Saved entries
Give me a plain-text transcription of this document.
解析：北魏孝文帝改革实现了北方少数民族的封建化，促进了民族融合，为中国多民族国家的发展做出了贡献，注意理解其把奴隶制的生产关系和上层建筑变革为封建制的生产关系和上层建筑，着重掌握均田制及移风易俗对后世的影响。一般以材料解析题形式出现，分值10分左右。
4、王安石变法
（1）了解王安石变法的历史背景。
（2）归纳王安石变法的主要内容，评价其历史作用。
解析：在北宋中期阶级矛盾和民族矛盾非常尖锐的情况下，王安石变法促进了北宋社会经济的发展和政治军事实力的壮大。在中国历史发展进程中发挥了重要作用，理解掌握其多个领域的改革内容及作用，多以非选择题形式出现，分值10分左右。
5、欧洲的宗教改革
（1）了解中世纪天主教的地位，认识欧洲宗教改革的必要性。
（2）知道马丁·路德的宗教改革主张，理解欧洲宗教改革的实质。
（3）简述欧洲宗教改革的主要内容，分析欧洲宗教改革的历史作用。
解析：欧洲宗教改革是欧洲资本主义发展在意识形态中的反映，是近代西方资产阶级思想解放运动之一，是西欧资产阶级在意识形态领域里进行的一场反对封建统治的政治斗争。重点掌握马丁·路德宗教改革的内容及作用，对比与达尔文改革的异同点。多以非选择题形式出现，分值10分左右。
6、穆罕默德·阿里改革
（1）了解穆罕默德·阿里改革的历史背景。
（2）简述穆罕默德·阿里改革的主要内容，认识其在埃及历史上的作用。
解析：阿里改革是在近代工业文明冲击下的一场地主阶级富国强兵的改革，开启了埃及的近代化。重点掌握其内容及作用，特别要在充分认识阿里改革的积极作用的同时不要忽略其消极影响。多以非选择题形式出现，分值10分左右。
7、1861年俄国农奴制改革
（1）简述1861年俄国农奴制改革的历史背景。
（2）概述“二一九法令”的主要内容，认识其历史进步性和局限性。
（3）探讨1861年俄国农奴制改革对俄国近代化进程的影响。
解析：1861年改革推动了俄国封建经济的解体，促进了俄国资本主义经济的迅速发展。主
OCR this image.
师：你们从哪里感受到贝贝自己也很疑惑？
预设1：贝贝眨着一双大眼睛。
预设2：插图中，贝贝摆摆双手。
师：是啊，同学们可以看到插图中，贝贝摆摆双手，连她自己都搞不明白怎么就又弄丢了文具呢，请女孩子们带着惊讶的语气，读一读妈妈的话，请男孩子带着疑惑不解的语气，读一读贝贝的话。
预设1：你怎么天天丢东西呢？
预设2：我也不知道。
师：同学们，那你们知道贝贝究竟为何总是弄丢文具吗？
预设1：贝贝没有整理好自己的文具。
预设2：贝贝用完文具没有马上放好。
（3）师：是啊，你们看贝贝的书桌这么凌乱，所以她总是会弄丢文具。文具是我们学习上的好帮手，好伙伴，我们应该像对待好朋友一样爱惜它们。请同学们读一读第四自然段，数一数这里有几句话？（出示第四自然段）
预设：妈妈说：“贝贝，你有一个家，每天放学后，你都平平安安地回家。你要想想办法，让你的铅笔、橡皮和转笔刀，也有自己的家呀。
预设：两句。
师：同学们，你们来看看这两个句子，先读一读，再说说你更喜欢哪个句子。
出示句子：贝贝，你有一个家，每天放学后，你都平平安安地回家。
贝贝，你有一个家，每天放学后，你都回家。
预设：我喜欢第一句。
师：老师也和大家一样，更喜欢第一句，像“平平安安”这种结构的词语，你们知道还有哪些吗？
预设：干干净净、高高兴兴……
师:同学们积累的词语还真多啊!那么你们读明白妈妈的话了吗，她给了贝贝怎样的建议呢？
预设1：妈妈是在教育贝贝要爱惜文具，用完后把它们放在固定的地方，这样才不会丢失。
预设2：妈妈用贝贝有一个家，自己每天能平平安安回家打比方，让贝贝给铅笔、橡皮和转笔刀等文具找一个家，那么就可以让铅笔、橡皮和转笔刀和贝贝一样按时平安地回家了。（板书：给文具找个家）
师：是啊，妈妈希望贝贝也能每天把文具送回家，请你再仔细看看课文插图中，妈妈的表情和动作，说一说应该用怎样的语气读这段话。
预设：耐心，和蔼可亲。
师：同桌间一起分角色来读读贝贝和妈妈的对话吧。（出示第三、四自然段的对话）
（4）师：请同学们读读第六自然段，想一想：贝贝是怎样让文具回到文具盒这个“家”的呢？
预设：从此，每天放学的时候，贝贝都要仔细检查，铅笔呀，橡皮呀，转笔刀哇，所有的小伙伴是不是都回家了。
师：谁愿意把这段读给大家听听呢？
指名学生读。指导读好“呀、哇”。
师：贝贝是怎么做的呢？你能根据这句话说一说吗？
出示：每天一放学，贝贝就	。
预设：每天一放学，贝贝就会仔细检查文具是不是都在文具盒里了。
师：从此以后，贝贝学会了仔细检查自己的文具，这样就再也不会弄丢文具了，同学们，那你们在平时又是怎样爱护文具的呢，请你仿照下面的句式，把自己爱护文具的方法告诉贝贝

### WHAT THIS TASK INVOLVES:
Your task is to list each line of the records with the word "每天放学后".

### SOLUTION TO THIS TASK:
预设：妈妈说：“贝贝，你有一个家，每天放学后，你都平平安安地回家。你要想想办法，让你的铅笔、橡皮和转笔刀，也有自己的家呀。
出示句子：贝贝，你有一个家，每天放学后，你都平平安安地回家。
贝贝，你有一个家，每天放学后，你都回家。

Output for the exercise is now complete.